------ Dataset records

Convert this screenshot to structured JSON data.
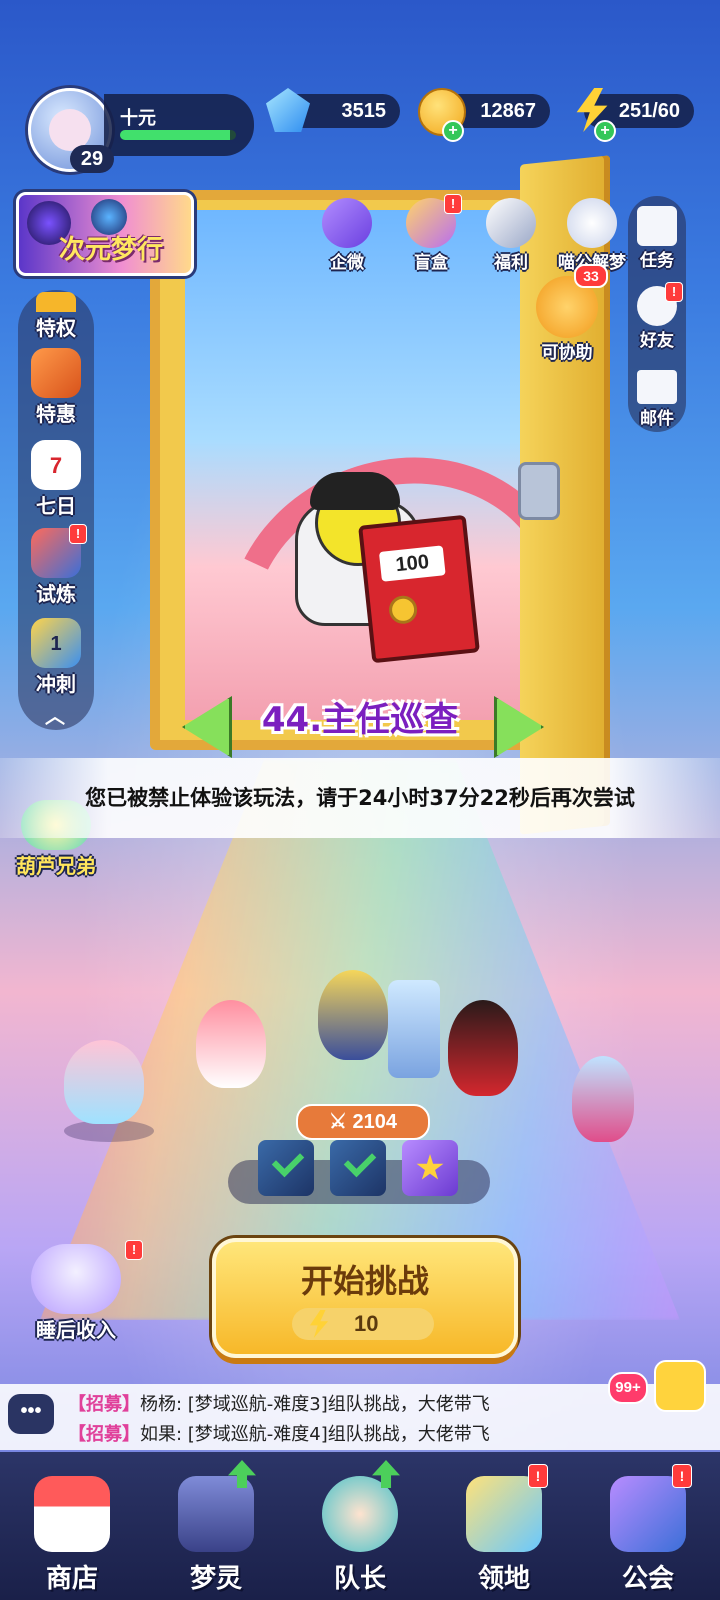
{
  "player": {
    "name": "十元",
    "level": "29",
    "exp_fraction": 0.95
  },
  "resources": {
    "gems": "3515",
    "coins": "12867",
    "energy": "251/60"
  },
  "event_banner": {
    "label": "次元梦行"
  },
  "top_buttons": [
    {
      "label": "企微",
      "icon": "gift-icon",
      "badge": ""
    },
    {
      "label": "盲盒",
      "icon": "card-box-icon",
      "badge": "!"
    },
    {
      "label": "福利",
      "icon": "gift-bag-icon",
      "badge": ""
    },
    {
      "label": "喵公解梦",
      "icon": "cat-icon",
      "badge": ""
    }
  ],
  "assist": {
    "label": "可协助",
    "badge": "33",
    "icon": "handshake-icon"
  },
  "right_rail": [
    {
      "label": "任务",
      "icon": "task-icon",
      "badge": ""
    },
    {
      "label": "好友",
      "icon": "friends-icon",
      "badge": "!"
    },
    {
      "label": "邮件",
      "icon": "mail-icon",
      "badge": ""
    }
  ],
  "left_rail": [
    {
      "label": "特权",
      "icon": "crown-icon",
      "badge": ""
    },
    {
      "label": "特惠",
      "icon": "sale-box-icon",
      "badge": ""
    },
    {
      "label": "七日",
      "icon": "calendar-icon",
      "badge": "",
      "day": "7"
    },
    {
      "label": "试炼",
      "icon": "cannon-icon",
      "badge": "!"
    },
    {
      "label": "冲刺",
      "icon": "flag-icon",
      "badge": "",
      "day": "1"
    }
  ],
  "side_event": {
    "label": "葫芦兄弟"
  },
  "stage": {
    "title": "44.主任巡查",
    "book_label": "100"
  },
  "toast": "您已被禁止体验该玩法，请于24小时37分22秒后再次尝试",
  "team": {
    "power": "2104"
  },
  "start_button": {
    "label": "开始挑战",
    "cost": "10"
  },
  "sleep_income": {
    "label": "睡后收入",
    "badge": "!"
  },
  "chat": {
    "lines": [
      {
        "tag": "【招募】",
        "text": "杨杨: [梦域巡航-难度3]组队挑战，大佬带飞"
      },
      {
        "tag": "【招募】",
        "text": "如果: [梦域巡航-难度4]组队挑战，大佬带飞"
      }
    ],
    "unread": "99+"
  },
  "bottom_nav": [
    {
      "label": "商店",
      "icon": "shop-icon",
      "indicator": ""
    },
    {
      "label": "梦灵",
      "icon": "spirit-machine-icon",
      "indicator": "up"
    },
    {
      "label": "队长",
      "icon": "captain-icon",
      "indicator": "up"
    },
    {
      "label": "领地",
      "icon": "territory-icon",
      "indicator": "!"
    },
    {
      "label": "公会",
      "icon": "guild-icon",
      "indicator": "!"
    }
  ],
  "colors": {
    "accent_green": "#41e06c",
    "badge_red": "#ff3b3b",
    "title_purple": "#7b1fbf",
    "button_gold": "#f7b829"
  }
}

------------
------ Dataset records

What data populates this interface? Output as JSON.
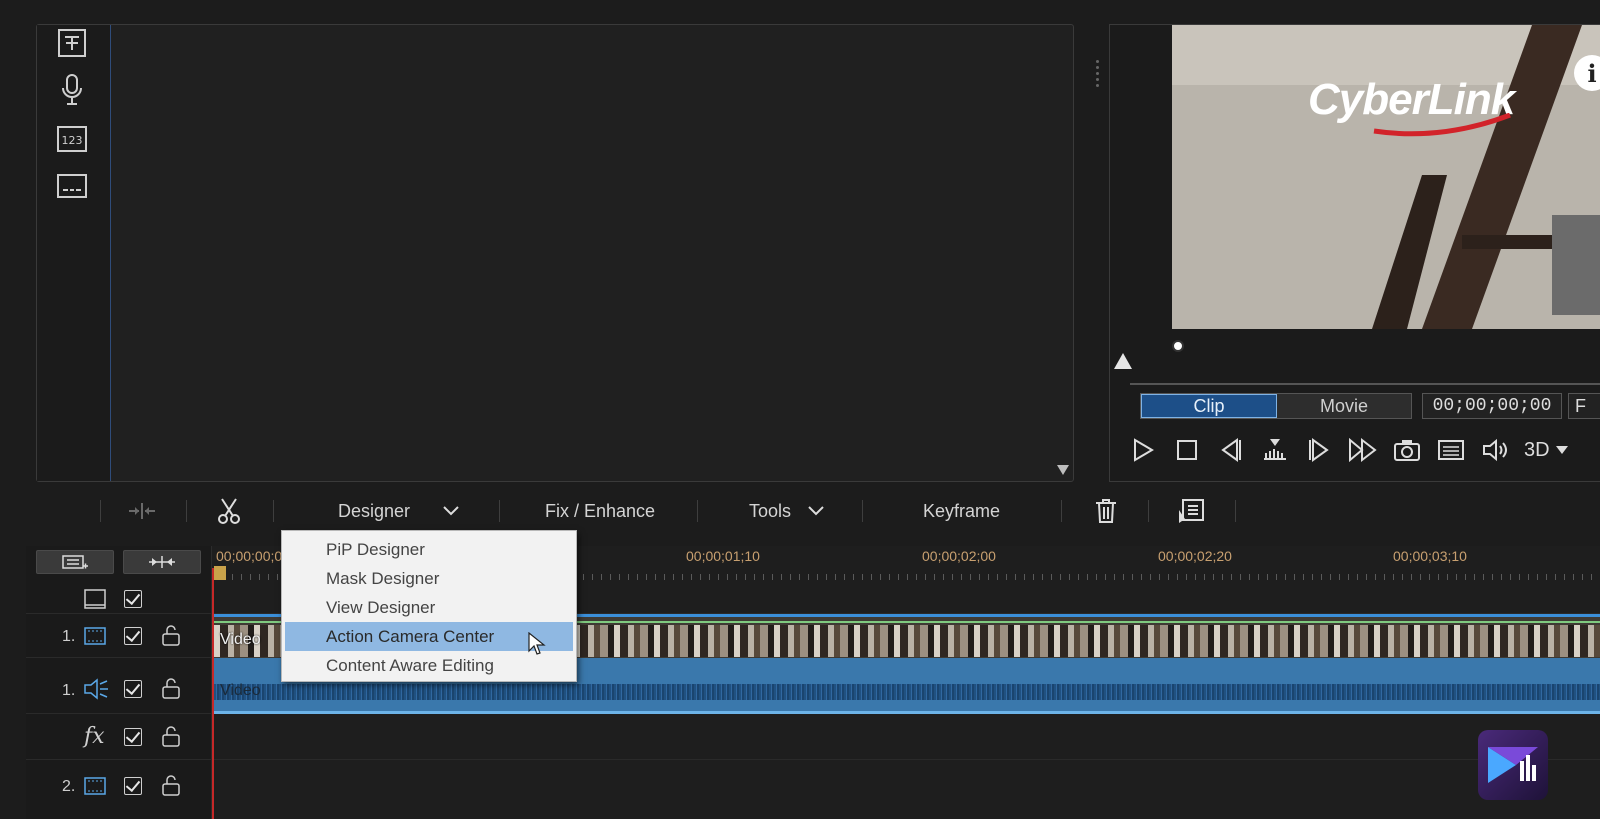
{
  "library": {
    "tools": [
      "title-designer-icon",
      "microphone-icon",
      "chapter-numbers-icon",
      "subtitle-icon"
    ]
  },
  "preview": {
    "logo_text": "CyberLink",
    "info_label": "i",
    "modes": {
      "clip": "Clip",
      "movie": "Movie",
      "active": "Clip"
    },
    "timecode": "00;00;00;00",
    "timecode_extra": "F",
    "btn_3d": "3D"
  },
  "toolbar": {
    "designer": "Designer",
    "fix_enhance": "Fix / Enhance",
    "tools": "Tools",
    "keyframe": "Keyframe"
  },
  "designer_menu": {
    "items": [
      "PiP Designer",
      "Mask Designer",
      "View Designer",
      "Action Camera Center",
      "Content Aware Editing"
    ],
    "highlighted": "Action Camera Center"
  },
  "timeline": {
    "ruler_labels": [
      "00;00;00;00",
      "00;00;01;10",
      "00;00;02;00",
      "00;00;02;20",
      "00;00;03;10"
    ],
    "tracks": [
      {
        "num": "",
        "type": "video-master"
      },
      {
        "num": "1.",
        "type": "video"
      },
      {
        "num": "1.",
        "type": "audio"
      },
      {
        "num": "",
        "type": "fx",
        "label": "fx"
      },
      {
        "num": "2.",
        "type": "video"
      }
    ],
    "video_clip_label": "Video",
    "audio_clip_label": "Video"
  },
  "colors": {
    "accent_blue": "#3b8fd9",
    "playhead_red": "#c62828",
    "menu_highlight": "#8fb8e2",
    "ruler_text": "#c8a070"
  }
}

------------

__Required task__: Every line that holds the string "Camera" should be returned.

__Expected answer__:
      "Action Camera Center",
    "highlighted": "Action Camera Center"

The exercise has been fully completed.